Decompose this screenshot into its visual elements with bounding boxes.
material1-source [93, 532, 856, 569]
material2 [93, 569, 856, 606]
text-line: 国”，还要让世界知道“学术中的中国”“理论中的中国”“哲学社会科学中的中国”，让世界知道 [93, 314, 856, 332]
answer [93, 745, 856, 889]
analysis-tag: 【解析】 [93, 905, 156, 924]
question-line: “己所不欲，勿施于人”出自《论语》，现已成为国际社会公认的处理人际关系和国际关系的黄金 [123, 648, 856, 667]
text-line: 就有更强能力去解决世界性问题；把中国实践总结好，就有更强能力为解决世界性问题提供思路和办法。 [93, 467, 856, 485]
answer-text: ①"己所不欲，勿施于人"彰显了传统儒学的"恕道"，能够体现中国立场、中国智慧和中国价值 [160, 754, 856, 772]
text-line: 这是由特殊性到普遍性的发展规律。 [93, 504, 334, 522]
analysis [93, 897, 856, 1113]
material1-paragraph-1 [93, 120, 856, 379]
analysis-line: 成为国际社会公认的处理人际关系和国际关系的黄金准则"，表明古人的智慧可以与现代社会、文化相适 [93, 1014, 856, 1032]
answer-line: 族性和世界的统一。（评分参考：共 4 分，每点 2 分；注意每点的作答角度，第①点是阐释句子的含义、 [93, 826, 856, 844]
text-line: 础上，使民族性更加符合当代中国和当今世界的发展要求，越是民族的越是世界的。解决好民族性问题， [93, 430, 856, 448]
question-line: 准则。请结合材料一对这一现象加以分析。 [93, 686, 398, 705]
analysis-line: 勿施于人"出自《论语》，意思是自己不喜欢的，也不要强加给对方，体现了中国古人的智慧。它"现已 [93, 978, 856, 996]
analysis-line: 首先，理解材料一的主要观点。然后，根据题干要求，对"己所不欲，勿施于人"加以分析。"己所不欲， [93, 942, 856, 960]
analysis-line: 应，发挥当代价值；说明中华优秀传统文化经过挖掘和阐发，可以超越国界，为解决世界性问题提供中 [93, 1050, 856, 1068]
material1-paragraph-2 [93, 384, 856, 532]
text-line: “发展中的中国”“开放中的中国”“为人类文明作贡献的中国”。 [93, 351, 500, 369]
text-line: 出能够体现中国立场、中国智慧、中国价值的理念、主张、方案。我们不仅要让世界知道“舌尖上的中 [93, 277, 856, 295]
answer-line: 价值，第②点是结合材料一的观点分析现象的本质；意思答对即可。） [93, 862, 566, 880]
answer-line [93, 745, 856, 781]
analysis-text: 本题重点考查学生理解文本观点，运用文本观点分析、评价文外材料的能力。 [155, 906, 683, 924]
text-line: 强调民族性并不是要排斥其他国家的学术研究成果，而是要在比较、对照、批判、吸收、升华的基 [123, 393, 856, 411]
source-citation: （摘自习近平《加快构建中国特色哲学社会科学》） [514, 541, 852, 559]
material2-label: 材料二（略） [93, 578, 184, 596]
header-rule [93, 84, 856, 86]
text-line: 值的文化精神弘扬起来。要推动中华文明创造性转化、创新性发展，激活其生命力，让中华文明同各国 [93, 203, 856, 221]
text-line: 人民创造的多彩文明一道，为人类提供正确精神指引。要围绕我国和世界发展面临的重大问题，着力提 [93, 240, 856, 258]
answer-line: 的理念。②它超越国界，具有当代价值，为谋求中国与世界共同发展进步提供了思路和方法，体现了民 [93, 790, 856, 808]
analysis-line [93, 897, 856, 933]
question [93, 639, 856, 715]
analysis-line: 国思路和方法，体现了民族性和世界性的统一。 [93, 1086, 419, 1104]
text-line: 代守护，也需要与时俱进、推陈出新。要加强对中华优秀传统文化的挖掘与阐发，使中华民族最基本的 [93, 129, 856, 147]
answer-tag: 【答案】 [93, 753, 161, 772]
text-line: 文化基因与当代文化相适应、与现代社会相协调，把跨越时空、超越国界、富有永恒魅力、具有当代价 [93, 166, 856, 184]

● ● ● ● ●

Copy every line of the records above word for word, keeping the original order.

Decompose this screenshot into its visual elements with bounding boxes.
material1-source [93, 532, 856, 569]
material2 [93, 569, 856, 606]
text-line: 国”，还要让世界知道“学术中的中国”“理论中的中国”“哲学社会科学中的中国”，让世界知道 [93, 314, 856, 332]
answer [93, 745, 856, 889]
analysis-tag: 【解析】 [93, 905, 156, 924]
question-line: “己所不欲，勿施于人”出自《论语》，现已成为国际社会公认的处理人际关系和国际关系的黄金 [123, 648, 856, 667]
text-line: 就有更强能力去解决世界性问题；把中国实践总结好，就有更强能力为解决世界性问题提供思路和办法。 [93, 467, 856, 485]
answer-text: ①"己所不欲，勿施于人"彰显了传统儒学的"恕道"，能够体现中国立场、中国智慧和中国价值 [160, 754, 856, 772]
text-line: 这是由特殊性到普遍性的发展规律。 [93, 504, 334, 522]
analysis [93, 897, 856, 1113]
material1-paragraph-1 [93, 120, 856, 379]
analysis-line: 成为国际社会公认的处理人际关系和国际关系的黄金准则"，表明古人的智慧可以与现代社会、文化相适 [93, 1014, 856, 1032]
answer-line: 族性和世界的统一。（评分参考：共 4 分，每点 2 分；注意每点的作答角度，第①点是阐释句子的含义、 [93, 826, 856, 844]
text-line: 础上，使民族性更加符合当代中国和当今世界的发展要求，越是民族的越是世界的。解决好民族性问题， [93, 430, 856, 448]
question-line: 准则。请结合材料一对这一现象加以分析。 [93, 686, 398, 705]
analysis-line: 勿施于人"出自《论语》，意思是自己不喜欢的，也不要强加给对方，体现了中国古人的智慧。它"现已 [93, 978, 856, 996]
analysis-line: 首先，理解材料一的主要观点。然后，根据题干要求，对"己所不欲，勿施于人"加以分析。"己所不欲， [93, 942, 856, 960]
analysis-line: 应，发挥当代价值；说明中华优秀传统文化经过挖掘和阐发，可以超越国界，为解决世界性问题提供中 [93, 1050, 856, 1068]
material1-paragraph-2 [93, 384, 856, 532]
text-line: “发展中的中国”“开放中的中国”“为人类文明作贡献的中国”。 [93, 351, 500, 369]
text-line: 出能够体现中国立场、中国智慧、中国价值的理念、主张、方案。我们不仅要让世界知道“舌尖上的中 [93, 277, 856, 295]
answer-line: 价值，第②点是结合材料一的观点分析现象的本质；意思答对即可。） [93, 862, 566, 880]
answer-line [93, 745, 856, 781]
analysis-text: 本题重点考查学生理解文本观点，运用文本观点分析、评价文外材料的能力。 [155, 906, 683, 924]
text-line: 强调民族性并不是要排斥其他国家的学术研究成果，而是要在比较、对照、批判、吸收、升华的基 [123, 393, 856, 411]
source-citation: （摘自习近平《加快构建中国特色哲学社会科学》） [514, 541, 852, 559]
material2-label: 材料二（略） [93, 578, 184, 596]
header-rule [93, 84, 856, 86]
text-line: 值的文化精神弘扬起来。要推动中华文明创造性转化、创新性发展，激活其生命力，让中华文明同各国 [93, 203, 856, 221]
text-line: 人民创造的多彩文明一道，为人类提供正确精神指引。要围绕我国和世界发展面临的重大问题，着力提 [93, 240, 856, 258]
answer-line: 的理念。②它超越国界，具有当代价值，为谋求中国与世界共同发展进步提供了思路和方法，体现了民 [93, 790, 856, 808]
analysis-line [93, 897, 856, 933]
question [93, 639, 856, 715]
analysis-line: 国思路和方法，体现了民族性和世界性的统一。 [93, 1086, 419, 1104]
text-line: 代守护，也需要与时俱进、推陈出新。要加强对中华优秀传统文化的挖掘与阐发，使中华民族最基本的 [93, 129, 856, 147]
answer-tag: 【答案】 [93, 753, 161, 772]
text-line: 文化基因与当代文化相适应、与现代社会相协调，把跨越时空、超越国界、富有永恒魅力、具有当代价 [93, 166, 856, 184]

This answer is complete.